**WHAT IS BEING ASKED:** Find the lines of data that contain the string "выработкой", then list them.

**DATASET:**
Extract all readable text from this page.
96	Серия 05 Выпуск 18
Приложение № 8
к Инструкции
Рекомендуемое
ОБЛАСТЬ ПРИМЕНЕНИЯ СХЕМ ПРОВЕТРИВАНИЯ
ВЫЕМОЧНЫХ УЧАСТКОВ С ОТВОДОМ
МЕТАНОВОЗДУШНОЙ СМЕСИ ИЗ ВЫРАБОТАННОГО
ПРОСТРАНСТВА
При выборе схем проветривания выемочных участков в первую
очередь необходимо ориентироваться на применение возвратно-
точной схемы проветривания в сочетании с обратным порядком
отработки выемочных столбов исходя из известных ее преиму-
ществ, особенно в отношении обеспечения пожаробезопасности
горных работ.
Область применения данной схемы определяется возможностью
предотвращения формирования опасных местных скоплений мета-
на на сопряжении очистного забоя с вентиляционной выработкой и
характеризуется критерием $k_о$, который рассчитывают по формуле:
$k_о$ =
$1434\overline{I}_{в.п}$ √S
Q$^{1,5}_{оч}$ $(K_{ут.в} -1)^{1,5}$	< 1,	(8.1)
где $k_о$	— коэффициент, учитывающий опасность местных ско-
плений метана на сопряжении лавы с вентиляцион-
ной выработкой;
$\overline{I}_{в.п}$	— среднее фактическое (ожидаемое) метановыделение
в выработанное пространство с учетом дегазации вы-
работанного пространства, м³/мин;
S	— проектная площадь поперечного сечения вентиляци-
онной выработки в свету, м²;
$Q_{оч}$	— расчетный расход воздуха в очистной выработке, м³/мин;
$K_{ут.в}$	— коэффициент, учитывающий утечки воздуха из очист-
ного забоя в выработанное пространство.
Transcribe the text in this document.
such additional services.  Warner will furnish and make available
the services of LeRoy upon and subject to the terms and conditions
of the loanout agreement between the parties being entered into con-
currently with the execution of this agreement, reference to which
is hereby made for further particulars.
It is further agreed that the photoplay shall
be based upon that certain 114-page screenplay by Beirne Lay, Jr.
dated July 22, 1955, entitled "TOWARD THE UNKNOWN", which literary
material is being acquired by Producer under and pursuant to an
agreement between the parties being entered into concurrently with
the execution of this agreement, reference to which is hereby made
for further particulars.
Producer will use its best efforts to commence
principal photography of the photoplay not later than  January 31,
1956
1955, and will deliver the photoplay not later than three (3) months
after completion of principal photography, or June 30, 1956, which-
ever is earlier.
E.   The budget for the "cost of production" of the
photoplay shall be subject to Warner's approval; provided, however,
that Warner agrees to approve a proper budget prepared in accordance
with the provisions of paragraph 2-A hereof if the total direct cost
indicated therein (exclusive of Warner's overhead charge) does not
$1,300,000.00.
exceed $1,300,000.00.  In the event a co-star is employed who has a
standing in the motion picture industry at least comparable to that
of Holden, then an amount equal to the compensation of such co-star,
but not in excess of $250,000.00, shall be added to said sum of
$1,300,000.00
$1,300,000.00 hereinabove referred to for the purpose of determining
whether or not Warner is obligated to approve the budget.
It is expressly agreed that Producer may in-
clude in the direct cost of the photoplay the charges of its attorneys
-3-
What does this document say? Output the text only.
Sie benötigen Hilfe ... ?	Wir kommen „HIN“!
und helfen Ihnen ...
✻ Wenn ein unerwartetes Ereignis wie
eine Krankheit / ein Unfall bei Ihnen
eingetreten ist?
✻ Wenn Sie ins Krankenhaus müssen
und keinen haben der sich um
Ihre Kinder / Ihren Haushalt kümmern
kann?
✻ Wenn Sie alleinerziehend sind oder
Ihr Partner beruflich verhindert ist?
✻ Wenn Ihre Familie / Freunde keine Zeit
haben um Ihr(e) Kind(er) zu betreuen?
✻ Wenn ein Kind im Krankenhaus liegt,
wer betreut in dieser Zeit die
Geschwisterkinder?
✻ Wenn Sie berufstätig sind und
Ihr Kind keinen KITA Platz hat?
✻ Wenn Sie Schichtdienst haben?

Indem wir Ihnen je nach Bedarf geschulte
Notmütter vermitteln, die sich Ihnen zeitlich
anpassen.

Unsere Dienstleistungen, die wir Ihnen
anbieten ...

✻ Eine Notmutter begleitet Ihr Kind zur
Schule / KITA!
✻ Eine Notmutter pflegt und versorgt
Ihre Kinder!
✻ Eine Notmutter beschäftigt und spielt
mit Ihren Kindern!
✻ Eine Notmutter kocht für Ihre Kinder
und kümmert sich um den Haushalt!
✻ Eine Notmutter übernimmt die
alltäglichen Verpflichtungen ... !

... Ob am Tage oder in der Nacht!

**TASK RESPONSE:**
на на сопряжении очистного забоя с вентиляционной выработкой и
ной выработкой;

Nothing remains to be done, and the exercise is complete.